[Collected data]
• • • • •
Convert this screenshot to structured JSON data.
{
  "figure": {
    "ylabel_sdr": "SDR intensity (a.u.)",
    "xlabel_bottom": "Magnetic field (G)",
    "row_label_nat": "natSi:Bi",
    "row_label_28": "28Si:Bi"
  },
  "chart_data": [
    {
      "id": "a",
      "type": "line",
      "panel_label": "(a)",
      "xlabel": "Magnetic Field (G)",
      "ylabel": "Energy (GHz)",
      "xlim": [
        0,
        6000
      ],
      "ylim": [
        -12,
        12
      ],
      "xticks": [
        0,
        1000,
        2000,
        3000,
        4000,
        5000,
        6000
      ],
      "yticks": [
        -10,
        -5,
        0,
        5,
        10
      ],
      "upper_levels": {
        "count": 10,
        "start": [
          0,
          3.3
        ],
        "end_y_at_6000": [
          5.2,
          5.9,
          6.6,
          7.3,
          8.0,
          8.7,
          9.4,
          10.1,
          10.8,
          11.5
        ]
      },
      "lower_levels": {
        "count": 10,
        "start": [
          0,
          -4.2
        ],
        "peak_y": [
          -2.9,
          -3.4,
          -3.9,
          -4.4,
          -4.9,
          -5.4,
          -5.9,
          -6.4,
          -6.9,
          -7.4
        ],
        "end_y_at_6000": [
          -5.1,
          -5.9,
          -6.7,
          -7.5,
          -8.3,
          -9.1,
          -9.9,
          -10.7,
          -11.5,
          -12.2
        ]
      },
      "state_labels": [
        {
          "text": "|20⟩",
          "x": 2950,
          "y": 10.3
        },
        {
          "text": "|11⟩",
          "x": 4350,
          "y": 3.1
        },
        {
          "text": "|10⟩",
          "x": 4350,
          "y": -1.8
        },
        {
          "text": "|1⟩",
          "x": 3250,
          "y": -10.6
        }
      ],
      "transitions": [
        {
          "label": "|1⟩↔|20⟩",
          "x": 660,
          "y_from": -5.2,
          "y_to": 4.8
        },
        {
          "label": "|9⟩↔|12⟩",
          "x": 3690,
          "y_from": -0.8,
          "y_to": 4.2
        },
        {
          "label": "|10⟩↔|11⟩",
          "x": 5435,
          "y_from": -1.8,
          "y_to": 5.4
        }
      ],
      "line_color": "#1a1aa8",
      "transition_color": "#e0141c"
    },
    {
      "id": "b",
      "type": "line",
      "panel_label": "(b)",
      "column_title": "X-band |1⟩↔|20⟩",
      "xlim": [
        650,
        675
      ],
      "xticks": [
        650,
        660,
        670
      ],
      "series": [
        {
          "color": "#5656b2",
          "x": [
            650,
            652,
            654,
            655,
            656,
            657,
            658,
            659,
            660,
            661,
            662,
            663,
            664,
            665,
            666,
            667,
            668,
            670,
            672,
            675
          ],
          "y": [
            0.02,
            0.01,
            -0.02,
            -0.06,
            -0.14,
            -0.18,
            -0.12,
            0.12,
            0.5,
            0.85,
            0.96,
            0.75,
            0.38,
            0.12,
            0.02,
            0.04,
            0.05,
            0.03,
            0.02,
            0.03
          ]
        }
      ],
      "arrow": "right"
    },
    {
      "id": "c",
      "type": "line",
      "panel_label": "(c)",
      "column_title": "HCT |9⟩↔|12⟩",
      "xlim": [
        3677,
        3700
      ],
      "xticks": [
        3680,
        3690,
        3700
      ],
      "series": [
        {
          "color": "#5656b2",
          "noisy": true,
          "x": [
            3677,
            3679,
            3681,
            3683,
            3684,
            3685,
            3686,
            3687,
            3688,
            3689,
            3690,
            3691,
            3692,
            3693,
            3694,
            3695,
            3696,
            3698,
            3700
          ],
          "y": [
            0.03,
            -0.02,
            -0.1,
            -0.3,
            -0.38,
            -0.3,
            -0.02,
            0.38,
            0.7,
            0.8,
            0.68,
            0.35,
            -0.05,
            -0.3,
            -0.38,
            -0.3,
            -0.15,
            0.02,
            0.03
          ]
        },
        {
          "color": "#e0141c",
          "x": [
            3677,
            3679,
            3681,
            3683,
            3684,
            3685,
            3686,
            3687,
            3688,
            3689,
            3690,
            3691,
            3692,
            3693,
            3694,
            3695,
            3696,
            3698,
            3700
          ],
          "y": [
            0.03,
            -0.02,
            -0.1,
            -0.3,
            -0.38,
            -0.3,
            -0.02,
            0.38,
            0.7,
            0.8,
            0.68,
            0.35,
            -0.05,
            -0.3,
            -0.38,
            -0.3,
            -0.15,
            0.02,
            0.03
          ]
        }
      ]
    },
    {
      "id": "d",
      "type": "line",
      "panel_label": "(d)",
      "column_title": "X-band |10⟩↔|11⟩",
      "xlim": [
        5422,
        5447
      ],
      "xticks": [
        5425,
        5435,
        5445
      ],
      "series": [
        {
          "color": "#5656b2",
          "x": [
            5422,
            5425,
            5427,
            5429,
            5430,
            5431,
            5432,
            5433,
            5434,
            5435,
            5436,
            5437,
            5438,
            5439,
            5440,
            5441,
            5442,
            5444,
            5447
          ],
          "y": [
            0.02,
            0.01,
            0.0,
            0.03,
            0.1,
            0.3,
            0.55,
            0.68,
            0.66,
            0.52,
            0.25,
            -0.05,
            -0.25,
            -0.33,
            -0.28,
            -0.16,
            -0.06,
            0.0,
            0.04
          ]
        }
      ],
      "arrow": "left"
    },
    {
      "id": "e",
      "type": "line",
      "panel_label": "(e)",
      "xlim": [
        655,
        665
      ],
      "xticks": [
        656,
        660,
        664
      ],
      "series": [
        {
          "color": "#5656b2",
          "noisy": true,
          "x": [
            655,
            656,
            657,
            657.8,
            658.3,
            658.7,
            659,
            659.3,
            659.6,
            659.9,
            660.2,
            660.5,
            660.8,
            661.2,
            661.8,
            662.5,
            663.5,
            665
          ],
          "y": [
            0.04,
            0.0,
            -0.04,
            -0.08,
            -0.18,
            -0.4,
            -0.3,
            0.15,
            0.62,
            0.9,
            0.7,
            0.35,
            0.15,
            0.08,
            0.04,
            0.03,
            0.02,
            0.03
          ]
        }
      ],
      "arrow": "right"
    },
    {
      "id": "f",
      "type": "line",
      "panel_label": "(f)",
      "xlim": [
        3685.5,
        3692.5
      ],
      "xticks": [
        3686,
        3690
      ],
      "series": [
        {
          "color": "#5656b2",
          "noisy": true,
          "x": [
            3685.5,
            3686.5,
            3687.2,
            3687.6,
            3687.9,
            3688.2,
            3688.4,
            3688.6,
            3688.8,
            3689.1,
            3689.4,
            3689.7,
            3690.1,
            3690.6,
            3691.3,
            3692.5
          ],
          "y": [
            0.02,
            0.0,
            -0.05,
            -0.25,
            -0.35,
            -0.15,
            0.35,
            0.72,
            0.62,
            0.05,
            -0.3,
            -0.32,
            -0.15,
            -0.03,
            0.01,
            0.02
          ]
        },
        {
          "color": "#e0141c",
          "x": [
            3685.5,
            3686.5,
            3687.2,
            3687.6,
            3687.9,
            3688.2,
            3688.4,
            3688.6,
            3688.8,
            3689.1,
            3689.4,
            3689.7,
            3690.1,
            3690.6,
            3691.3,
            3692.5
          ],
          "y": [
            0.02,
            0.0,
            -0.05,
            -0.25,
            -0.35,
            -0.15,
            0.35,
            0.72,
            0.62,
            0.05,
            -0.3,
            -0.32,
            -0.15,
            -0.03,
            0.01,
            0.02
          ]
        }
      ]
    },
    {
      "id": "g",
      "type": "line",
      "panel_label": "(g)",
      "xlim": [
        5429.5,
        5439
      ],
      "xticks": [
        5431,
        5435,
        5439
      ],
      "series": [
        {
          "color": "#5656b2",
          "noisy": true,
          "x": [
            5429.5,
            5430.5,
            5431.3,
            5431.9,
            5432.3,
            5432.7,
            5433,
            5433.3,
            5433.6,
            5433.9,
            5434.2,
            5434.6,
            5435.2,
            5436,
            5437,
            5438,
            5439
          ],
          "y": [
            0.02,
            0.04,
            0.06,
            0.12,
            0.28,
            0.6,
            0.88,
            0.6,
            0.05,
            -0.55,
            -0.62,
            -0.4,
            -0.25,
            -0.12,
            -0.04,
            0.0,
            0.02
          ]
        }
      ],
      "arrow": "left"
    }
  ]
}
• • • • •
# GIVEN PROBLEM
Search the listing for the word "Magnetic". Copy every line in which it occurs.

# FINISHED TASK
    "xlabel_bottom": "Magnetic field (G)",
      "xlabel": "Magnetic Field (G)",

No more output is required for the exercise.